TEXT TO READ ->
— Begin —

Kenta Maeda Betting on Himself
The Dodgers made Maeda’s signing official today, but the terms of the deal are still not out. The latest is that the guarantee is $25 million for eight years with as much as $12 million per year in incentive clauses.
The Dodgers turned up problems with Maeda’s pitching elbow at the physical, but Maeda is convinced he can be a star in MLB.
What I find interesting about that is that a few years ago, the reports from Japan suggested Maeda might be somewhat reticent about coming to MLB, because he might not yet be “ready.” More recent reports indicate that Maeda asked to be posted two off-seasons ago, but that the Hiroshima Carp turned him down. The Carp couldn’t turn him down this year because he’ll be an unrestricted NPB free agent after the 2016 season, and they’d lose the $20 million posting fee for one more year of service.

— End —

DATA LINES ->
— Begin —

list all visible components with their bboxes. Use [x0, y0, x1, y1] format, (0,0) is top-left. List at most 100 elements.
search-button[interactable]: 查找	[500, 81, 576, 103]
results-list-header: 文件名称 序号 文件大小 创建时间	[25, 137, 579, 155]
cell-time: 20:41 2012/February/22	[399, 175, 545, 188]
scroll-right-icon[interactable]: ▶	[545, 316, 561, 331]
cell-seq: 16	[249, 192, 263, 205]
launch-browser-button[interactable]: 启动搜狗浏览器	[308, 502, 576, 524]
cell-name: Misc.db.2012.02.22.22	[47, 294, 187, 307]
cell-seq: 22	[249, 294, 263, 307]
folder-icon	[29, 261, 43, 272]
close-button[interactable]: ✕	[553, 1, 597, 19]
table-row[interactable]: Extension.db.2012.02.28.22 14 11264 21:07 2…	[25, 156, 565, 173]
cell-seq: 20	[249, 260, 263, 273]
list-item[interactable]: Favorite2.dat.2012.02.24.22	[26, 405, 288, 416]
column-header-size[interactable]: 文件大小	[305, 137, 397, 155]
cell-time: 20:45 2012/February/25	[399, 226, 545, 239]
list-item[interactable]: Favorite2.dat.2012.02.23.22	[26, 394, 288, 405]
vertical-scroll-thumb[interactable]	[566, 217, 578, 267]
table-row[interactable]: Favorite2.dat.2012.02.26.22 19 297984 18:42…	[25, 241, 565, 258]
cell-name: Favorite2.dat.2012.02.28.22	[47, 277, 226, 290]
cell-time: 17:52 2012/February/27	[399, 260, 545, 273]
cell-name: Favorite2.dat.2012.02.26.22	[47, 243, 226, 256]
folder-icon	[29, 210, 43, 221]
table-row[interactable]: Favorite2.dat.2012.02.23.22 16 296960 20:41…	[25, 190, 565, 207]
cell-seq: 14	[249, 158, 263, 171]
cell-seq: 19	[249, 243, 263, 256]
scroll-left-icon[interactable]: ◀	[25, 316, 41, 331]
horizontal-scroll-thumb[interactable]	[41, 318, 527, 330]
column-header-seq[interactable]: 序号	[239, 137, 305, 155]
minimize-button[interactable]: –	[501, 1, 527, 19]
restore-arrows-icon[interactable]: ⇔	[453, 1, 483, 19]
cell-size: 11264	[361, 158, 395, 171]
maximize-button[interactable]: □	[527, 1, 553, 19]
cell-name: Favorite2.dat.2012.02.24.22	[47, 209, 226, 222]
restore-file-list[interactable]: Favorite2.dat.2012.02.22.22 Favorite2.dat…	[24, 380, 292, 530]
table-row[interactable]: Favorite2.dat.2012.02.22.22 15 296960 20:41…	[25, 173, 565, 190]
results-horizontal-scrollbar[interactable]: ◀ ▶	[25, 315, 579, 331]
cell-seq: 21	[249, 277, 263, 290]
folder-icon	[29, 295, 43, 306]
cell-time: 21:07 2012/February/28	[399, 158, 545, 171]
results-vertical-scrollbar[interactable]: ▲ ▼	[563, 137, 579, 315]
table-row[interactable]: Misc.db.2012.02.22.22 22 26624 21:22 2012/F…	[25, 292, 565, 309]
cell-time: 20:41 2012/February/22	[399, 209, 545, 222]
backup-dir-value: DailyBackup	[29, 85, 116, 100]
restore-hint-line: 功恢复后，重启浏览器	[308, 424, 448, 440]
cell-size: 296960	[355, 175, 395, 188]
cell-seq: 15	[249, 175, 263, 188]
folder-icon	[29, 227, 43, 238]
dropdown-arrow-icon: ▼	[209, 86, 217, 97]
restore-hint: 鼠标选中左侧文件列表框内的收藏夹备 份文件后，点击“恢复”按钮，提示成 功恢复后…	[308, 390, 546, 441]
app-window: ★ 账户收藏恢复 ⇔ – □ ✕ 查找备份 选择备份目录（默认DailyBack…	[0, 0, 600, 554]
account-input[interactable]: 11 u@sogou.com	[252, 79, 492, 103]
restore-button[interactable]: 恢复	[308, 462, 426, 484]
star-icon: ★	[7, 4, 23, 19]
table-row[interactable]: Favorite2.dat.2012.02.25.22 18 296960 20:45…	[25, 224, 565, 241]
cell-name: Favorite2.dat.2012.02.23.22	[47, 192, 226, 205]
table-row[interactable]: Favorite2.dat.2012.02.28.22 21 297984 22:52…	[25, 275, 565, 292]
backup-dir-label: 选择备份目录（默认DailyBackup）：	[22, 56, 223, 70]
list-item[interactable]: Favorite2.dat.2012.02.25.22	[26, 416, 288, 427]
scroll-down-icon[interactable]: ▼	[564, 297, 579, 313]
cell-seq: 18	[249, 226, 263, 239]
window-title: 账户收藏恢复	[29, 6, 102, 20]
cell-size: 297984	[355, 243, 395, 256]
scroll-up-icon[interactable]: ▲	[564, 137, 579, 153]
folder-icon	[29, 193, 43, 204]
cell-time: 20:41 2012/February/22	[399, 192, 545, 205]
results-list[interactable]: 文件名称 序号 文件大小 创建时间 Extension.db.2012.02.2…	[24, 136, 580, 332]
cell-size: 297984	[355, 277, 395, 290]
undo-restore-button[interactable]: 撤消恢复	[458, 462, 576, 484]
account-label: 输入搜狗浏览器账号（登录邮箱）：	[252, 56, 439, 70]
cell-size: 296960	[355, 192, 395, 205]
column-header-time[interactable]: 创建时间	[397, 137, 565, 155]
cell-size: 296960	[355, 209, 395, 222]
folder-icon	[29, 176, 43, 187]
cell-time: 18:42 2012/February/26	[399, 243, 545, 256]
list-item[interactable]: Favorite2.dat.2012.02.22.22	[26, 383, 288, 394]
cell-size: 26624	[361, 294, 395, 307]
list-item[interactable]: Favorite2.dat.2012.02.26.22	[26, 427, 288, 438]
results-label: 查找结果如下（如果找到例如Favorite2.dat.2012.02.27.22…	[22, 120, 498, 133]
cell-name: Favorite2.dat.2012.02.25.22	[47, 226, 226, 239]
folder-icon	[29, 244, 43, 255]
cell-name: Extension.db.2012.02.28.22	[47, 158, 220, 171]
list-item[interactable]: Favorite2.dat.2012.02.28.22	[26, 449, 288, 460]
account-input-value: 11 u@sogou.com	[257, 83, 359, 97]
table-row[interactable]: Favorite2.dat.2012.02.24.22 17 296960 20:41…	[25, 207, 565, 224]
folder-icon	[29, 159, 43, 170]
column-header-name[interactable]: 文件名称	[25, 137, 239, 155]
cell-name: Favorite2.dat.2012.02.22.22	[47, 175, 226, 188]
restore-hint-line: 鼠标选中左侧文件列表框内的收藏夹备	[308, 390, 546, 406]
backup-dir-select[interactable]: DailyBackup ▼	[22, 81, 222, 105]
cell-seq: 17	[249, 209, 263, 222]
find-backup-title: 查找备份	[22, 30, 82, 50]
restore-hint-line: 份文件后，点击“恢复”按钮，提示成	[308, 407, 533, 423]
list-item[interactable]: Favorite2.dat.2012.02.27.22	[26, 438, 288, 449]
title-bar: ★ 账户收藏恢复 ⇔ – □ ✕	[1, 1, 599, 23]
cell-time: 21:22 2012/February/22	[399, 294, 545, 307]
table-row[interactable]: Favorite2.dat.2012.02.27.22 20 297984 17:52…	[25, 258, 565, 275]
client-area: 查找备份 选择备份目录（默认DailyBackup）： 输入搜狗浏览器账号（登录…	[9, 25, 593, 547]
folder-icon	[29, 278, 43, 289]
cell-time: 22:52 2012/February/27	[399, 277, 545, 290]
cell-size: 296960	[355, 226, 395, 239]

— End —

EXERCISE GOAL ->
Put this sentence from the text about Kenta Maeda into Spanish: "The Dodgers turned up problems with Maeda’s pitching elbow at the physical, but Maeda is convinced he can be a star in MLB."

EXERCISE SOLUTION ->
Los Dodgers detectaron problemas en el codo de lanzar de Maeda durante el examen físico, pero Maeda está convencido de que puede ser una estrella en la MLB.